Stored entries
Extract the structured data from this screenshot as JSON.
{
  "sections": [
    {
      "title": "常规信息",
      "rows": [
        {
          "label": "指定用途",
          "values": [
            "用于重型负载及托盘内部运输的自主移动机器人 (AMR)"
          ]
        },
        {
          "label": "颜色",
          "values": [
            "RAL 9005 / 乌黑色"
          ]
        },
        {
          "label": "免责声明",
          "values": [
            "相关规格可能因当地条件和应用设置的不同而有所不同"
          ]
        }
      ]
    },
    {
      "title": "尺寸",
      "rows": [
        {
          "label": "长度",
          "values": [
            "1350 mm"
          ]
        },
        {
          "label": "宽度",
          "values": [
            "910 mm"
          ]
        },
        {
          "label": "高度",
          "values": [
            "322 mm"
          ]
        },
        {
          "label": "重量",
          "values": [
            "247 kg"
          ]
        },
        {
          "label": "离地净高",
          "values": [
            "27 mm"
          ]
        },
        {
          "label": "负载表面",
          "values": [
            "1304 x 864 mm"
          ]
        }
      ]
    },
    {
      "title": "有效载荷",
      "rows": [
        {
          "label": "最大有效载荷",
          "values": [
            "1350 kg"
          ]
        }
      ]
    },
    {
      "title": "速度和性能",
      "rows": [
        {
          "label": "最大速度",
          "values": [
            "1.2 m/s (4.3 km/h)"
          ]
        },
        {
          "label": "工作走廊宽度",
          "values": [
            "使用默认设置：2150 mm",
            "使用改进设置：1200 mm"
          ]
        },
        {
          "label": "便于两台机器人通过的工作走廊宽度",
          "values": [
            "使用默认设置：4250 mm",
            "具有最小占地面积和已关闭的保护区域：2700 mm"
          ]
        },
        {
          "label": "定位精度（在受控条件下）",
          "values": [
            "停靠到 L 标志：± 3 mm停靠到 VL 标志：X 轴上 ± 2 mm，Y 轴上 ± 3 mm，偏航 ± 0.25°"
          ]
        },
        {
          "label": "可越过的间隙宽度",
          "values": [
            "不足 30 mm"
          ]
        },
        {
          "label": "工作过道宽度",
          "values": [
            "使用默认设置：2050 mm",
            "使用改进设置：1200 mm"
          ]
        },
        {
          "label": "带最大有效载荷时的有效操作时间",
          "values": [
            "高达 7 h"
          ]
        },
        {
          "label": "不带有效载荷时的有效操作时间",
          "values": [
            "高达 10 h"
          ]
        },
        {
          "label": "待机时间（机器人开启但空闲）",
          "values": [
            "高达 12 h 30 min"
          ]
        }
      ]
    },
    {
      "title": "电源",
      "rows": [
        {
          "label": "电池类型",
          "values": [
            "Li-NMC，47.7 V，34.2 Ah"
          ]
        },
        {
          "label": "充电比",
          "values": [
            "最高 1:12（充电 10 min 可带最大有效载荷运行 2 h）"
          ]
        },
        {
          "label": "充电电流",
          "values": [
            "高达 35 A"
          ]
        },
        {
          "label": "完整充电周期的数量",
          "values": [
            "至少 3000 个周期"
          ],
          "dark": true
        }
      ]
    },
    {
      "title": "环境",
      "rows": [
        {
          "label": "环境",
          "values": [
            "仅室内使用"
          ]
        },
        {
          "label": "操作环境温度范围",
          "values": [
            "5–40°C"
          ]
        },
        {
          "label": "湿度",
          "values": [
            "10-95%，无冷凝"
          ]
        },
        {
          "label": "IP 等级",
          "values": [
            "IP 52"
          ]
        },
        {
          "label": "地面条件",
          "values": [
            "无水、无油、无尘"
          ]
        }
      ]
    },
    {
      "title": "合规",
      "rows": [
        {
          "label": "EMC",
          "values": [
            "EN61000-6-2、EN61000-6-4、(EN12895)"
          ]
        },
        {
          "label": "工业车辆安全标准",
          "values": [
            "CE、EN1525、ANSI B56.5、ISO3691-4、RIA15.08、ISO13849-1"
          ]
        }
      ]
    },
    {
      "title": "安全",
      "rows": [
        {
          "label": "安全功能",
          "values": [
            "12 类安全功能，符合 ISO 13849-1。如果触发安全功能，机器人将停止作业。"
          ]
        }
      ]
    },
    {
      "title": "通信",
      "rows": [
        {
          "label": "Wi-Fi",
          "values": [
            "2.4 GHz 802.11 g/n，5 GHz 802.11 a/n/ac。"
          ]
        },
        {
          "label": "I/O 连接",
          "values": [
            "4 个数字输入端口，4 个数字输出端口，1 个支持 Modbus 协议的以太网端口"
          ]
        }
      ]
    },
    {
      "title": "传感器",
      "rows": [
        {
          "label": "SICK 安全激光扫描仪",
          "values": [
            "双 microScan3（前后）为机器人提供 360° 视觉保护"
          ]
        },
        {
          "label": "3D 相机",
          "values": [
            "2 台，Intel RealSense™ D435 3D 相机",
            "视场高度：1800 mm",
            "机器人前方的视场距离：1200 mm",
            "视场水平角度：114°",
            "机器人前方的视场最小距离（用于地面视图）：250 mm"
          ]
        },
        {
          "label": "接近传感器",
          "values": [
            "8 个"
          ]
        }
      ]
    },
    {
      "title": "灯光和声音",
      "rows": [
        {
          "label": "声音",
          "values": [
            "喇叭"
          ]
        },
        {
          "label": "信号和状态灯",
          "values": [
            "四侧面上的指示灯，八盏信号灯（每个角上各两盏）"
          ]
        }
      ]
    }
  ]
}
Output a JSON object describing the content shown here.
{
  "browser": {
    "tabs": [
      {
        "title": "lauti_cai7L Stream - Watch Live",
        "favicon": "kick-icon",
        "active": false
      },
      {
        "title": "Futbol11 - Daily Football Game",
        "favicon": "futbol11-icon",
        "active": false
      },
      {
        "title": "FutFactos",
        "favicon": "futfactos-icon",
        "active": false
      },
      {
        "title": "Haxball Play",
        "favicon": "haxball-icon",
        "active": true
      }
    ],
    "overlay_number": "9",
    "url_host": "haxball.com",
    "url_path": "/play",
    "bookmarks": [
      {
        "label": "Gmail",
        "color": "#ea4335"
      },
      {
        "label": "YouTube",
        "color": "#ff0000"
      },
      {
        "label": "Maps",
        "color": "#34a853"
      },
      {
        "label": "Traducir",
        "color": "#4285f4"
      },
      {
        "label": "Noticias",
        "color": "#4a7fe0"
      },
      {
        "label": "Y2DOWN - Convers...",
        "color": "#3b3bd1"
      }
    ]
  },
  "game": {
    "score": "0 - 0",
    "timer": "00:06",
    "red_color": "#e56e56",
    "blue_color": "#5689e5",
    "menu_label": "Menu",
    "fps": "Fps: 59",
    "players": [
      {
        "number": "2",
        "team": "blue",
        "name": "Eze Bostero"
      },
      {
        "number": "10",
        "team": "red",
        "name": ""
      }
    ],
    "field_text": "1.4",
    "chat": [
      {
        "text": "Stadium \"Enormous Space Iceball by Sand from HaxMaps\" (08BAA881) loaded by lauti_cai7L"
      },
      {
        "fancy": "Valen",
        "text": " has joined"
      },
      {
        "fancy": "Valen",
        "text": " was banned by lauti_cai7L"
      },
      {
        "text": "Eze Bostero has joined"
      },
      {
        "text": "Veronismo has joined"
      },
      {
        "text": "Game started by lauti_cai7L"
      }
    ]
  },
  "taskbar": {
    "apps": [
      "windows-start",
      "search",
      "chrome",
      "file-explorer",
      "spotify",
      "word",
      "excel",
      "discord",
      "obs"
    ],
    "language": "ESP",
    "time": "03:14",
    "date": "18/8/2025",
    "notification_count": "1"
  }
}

_TASK DETAILS_
Extract all of the data shown above without alteration.

_THE ANSWER_
Extract the structured data from this screenshot as JSON.
{
  "sections": [
    {
      "title": "常规信息",
      "rows": [
        {
          "label": "指定用途",
          "values": [
            "用于重型负载及托盘内部运输的自主移动机器人 (AMR)"
          ]
        },
        {
          "label": "颜色",
          "values": [
            "RAL 9005 / 乌黑色"
          ]
        },
        {
          "label": "免责声明",
          "values": [
            "相关规格可能因当地条件和应用设置的不同而有所不同"
          ]
        }
      ]
    },
    {
      "title": "尺寸",
      "rows": [
        {
          "label": "长度",
          "values": [
            "1350 mm"
          ]
        },
        {
          "label": "宽度",
          "values": [
            "910 mm"
          ]
        },
        {
          "label": "高度",
          "values": [
            "322 mm"
          ]
        },
        {
          "label": "重量",
          "values": [
            "247 kg"
          ]
        },
        {
          "label": "离地净高",
          "values": [
            "27 mm"
          ]
        },
        {
          "label": "负载表面",
          "values": [
            "1304 x 864 mm"
          ]
        }
      ]
    },
    {
      "title": "有效载荷",
      "rows": [
        {
          "label": "最大有效载荷",
          "values": [
            "1350 kg"
          ]
        }
      ]
    },
    {
      "title": "速度和性能",
      "rows": [
        {
          "label": "最大速度",
          "values": [
            "1.2 m/s (4.3 km/h)"
          ]
        },
        {
          "label": "工作走廊宽度",
          "values": [
            "使用默认设置：2150 mm",
            "使用改进设置：1200 mm"
          ]
        },
        {
          "label": "便于两台机器人通过的工作走廊宽度",
          "values": [
            "使用默认设置：4250 mm",
            "具有最小占地面积和已关闭的保护区域：2700 mm"
          ]
        },
        {
          "label": "定位精度（在受控条件下）",
          "values": [
            "停靠到 L 标志：± 3 mm停靠到 VL 标志：X 轴上 ± 2 mm，Y 轴上 ± 3 mm，偏航 ± 0.25°"
          ]
        },
        {
          "label": "可越过的间隙宽度",
          "values": [
            "不足 30 mm"
          ]
        },
        {
          "label": "工作过道宽度",
          "values": [
            "使用默认设置：2050 mm",
            "使用改进设置：1200 mm"
          ]
        },
        {
          "label": "带最大有效载荷时的有效操作时间",
          "values": [
            "高达 7 h"
          ]
        },
        {
          "label": "不带有效载荷时的有效操作时间",
          "values": [
            "高达 10 h"
          ]
        },
        {
          "label": "待机时间（机器人开启但空闲）",
          "values": [
            "高达 12 h 30 min"
          ]
        }
      ]
    },
    {
      "title": "电源",
      "rows": [
        {
          "label": "电池类型",
          "values": [
            "Li-NMC，47.7 V，34.2 Ah"
          ]
        },
        {
          "label": "充电比",
          "values": [
            "最高 1:12（充电 10 min 可带最大有效载荷运行 2 h）"
          ]
        },
        {
          "label": "充电电流",
          "values": [
            "高达 35 A"
          ]
        },
        {
          "label": "完整充电周期的数量",
          "values": [
            "至少 3000 个周期"
          ],
          "dark": true
        }
      ]
    },
    {
      "title": "环境",
      "rows": [
        {
          "label": "环境",
          "values": [
            "仅室内使用"
          ]
        },
        {
          "label": "操作环境温度范围",
          "values": [
            "5–40°C"
          ]
        },
        {
          "label": "湿度",
          "values": [
            "10-95%，无冷凝"
          ]
        },
        {
          "label": "IP 等级",
          "values": [
            "IP 52"
          ]
        },
        {
          "label": "地面条件",
          "values": [
            "无水、无油、无尘"
          ]
        }
      ]
    },
    {
      "title": "合规",
      "rows": [
        {
          "label": "EMC",
          "values": [
            "EN61000-6-2、EN61000-6-4、(EN12895)"
          ]
        },
        {
          "label": "工业车辆安全标准",
          "values": [
            "CE、EN1525、ANSI B56.5、ISO3691-4、RIA15.08、ISO13849-1"
          ]
        }
      ]
    },
    {
      "title": "安全",
      "rows": [
        {
          "label": "安全功能",
          "values": [
            "12 类安全功能，符合 ISO 13849-1。如果触发安全功能，机器人将停止作业。"
          ]
        }
      ]
    },
    {
      "title": "通信",
      "rows": [
        {
          "label": "Wi-Fi",
          "values": [
            "2.4 GHz 802.11 g/n，5 GHz 802.11 a/n/ac。"
          ]
        },
        {
          "label": "I/O 连接",
          "values": [
            "4 个数字输入端口，4 个数字输出端口，1 个支持 Modbus 协议的以太网端口"
          ]
        }
      ]
    },
    {
      "title": "传感器",
      "rows": [
        {
          "label": "SICK 安全激光扫描仪",
          "values": [
            "双 microScan3（前后）为机器人提供 360° 视觉保护"
          ]
        },
        {
          "label": "3D 相机",
          "values": [
            "2 台，Intel RealSense™ D435 3D 相机",
            "视场高度：1800 mm",
            "机器人前方的视场距离：1200 mm",
            "视场水平角度：114°",
            "机器人前方的视场最小距离（用于地面视图）：250 mm"
          ]
        },
        {
          "label": "接近传感器",
          "values": [
            "8 个"
          ]
        }
      ]
    },
    {
      "title": "灯光和声音",
      "rows": [
        {
          "label": "声音",
          "values": [
            "喇叭"
          ]
        },
        {
          "label": "信号和状态灯",
          "values": [
            "四侧面上的指示灯，八盏信号灯（每个角上各两盏）"
          ]
        }
      ]
    }
  ]
}
Output a JSON object describing the content shown here.
{
  "browser": {
    "tabs": [
      {
        "title": "lauti_cai7L Stream - Watch Live",
        "favicon": "kick-icon",
        "active": false
      },
      {
        "title": "Futbol11 - Daily Football Game",
        "favicon": "futbol11-icon",
        "active": false
      },
      {
        "title": "FutFactos",
        "favicon": "futfactos-icon",
        "active": false
      },
      {
        "title": "Haxball Play",
        "favicon": "haxball-icon",
        "active": true
      }
    ],
    "overlay_number": "9",
    "url_host": "haxball.com",
    "url_path": "/play",
    "bookmarks": [
      {
        "label": "Gmail",
        "color": "#ea4335"
      },
      {
        "label": "YouTube",
        "color": "#ff0000"
      },
      {
        "label": "Maps",
        "color": "#34a853"
      },
      {
        "label": "Traducir",
        "color": "#4285f4"
      },
      {
        "label": "Noticias",
        "color": "#4a7fe0"
      },
      {
        "label": "Y2DOWN - Convers...",
        "color": "#3b3bd1"
      }
    ]
  },
  "game": {
    "score": "0 - 0",
    "timer": "00:06",
    "red_color": "#e56e56",
    "blue_color": "#5689e5",
    "menu_label": "Menu",
    "fps": "Fps: 59",
    "players": [
      {
        "number": "2",
        "team": "blue",
        "name": "Eze Bostero"
      },
      {
        "number": "10",
        "team": "red",
        "name": ""
      }
    ],
    "field_text": "1.4",
    "chat": [
      {
        "text": "Stadium \"Enormous Space Iceball by Sand from HaxMaps\" (08BAA881) loaded by lauti_cai7L"
      },
      {
        "fancy": "Valen",
        "text": " has joined"
      },
      {
        "fancy": "Valen",
        "text": " was banned by lauti_cai7L"
      },
      {
        "text": "Eze Bostero has joined"
      },
      {
        "text": "Veronismo has joined"
      },
      {
        "text": "Game started by lauti_cai7L"
      }
    ]
  },
  "taskbar": {
    "apps": [
      "windows-start",
      "search",
      "chrome",
      "file-explorer",
      "spotify",
      "word",
      "excel",
      "discord",
      "obs"
    ],
    "language": "ESP",
    "time": "03:14",
    "date": "18/8/2025",
    "notification_count": "1"
  }
}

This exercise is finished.